Goal: In the entries below, count the lines holding "optimal". Reply with the number only.

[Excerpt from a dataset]
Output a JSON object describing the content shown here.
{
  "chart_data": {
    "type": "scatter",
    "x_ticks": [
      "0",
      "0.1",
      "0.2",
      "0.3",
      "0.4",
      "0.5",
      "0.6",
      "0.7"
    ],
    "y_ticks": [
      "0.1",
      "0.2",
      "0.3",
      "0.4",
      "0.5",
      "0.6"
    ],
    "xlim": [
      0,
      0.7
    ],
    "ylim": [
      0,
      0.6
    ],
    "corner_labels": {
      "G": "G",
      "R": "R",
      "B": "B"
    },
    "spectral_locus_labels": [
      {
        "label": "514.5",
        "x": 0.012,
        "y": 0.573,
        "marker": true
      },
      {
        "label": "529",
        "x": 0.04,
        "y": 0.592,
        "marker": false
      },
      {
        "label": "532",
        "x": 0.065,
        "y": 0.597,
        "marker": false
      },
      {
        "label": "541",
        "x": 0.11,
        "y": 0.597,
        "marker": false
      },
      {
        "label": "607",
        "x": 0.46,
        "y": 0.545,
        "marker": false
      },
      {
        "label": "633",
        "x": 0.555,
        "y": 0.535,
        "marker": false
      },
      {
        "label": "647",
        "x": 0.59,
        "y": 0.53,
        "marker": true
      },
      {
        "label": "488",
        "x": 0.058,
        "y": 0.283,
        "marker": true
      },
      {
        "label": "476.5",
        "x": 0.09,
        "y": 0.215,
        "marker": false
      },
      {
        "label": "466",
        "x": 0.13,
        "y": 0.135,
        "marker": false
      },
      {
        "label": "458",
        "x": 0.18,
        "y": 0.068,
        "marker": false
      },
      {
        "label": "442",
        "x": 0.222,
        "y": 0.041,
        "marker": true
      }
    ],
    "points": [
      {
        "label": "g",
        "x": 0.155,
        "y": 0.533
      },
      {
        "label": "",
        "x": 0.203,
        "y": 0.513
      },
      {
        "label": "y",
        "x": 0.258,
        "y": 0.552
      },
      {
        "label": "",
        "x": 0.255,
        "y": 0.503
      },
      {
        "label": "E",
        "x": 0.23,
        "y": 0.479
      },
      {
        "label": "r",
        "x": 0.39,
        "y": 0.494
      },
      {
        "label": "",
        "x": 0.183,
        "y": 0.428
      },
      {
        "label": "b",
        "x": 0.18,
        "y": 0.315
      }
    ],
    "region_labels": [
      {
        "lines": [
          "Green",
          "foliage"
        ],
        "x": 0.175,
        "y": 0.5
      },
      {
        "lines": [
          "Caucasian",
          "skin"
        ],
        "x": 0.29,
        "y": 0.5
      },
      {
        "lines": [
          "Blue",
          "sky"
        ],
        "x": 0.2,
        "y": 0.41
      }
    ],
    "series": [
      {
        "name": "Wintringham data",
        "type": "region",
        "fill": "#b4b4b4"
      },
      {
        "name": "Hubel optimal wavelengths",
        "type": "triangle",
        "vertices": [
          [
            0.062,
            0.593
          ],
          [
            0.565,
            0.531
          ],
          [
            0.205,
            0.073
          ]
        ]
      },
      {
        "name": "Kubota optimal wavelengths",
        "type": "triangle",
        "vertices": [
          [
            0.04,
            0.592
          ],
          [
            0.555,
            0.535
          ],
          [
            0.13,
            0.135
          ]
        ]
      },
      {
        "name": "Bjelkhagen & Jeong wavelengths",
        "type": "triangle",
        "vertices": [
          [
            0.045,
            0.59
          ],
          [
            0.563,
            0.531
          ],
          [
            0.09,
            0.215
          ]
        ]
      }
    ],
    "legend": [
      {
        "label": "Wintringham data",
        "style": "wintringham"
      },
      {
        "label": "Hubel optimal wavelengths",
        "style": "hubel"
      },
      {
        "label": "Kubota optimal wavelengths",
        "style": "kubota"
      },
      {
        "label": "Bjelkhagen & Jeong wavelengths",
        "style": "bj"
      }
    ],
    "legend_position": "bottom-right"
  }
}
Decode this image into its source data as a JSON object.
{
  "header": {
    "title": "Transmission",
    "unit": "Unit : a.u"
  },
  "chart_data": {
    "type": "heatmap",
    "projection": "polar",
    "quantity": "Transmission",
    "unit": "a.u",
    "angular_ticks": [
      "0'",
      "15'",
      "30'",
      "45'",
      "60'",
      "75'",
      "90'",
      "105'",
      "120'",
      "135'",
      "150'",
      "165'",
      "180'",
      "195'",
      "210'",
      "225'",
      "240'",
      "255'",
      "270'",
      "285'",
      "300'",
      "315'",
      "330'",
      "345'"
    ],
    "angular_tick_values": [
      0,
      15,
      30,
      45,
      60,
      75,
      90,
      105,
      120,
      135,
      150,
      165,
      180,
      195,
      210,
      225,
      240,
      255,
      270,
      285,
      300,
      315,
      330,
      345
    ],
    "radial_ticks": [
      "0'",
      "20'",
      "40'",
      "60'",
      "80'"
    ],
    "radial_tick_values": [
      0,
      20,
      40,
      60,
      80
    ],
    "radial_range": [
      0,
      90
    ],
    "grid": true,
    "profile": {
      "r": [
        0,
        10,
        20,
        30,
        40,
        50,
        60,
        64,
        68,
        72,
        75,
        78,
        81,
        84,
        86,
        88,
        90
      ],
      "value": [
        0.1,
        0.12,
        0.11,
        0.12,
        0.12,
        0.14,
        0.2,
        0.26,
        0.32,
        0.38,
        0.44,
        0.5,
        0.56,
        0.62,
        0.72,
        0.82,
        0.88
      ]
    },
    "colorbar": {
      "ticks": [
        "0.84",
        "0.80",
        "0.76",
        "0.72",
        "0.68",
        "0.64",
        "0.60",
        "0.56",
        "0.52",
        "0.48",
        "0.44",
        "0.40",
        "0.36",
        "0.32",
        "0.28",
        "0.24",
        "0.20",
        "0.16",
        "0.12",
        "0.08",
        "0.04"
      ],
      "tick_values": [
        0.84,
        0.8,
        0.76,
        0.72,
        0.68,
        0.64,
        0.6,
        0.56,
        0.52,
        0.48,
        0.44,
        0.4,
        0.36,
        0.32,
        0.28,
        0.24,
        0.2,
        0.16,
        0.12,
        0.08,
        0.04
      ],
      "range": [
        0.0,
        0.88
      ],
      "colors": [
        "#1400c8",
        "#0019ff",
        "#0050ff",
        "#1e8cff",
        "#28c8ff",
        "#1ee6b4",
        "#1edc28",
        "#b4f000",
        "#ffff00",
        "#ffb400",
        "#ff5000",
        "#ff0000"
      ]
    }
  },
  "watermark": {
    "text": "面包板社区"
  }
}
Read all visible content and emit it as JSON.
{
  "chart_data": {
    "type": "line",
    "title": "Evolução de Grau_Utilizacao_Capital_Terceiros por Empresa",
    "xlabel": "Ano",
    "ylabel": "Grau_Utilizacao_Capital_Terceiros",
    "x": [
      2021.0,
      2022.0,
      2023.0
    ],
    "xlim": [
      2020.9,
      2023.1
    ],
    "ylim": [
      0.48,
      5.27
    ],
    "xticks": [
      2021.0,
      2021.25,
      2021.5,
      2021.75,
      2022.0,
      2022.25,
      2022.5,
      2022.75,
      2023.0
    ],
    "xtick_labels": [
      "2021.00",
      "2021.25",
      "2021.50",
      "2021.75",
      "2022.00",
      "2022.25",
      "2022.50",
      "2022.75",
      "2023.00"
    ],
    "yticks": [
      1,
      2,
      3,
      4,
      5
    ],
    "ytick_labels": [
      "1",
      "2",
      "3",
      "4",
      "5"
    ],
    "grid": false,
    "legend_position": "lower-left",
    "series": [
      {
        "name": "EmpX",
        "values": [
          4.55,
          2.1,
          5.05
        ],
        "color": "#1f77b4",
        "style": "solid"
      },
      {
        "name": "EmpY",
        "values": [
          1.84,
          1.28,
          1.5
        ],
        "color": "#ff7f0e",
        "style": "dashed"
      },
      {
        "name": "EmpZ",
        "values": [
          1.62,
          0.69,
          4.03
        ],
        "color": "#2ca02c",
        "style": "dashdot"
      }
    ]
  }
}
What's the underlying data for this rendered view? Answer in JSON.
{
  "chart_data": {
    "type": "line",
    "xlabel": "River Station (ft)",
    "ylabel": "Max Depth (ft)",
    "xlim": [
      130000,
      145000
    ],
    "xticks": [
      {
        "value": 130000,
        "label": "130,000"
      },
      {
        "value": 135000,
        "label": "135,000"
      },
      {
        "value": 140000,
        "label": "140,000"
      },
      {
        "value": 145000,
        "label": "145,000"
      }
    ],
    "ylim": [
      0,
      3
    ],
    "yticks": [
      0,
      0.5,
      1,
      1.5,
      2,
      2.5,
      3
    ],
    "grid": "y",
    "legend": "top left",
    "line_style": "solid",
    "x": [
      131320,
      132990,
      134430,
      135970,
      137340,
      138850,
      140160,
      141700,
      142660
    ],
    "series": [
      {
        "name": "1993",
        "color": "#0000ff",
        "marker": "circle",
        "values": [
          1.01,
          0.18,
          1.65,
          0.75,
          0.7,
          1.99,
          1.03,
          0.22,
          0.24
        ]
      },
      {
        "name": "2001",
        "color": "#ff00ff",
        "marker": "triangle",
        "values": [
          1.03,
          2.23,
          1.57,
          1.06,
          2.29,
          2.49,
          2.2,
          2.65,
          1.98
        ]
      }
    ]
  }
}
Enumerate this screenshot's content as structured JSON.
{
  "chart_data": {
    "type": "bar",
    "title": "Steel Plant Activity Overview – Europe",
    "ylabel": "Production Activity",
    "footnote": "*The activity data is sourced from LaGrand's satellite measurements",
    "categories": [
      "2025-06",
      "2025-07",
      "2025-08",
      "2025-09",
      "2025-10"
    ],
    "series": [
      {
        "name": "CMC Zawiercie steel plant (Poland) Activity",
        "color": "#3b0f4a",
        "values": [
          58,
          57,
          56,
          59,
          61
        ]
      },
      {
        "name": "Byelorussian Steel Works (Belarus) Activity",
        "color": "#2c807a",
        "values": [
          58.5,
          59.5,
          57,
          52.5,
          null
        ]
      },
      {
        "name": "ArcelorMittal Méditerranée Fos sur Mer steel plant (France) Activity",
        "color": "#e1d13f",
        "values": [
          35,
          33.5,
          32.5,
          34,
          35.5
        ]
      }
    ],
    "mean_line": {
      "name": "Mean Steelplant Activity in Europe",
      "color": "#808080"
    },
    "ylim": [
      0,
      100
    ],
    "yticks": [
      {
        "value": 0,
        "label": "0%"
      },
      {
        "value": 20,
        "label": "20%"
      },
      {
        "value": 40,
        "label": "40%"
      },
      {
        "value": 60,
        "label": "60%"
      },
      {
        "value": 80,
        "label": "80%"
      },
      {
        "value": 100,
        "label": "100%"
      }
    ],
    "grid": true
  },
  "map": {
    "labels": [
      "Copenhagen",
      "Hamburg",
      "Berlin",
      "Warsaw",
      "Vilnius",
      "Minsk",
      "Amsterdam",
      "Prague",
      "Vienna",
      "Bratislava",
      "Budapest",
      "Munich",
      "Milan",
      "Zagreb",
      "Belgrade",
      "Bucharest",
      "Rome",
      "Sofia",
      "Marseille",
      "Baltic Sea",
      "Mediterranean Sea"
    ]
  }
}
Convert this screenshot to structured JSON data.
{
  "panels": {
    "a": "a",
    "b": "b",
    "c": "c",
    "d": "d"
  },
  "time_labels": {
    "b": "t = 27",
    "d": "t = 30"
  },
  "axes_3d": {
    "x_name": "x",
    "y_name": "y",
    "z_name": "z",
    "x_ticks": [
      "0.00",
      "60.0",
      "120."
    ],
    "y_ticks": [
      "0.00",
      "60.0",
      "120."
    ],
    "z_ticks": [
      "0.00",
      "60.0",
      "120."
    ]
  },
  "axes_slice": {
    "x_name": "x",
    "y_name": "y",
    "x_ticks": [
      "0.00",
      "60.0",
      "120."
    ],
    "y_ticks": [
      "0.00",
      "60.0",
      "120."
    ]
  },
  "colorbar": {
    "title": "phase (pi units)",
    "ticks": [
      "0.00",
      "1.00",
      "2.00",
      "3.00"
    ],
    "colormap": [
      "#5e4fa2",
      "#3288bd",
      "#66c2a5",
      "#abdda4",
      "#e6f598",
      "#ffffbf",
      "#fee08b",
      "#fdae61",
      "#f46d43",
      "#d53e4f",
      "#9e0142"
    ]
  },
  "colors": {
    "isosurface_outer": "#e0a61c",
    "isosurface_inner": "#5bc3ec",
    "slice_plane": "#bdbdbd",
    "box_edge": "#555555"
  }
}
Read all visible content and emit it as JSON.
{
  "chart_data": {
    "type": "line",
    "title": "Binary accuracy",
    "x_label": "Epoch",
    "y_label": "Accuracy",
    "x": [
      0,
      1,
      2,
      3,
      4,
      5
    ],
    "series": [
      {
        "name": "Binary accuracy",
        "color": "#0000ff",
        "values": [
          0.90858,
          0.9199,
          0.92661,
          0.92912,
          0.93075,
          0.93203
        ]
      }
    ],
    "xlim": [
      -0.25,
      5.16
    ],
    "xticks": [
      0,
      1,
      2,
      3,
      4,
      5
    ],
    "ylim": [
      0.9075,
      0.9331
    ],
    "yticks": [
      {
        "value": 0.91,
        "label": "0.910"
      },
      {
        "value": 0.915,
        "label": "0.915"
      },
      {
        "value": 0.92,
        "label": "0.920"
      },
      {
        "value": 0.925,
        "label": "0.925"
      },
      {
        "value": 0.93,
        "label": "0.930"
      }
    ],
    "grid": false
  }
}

Result of this task: 4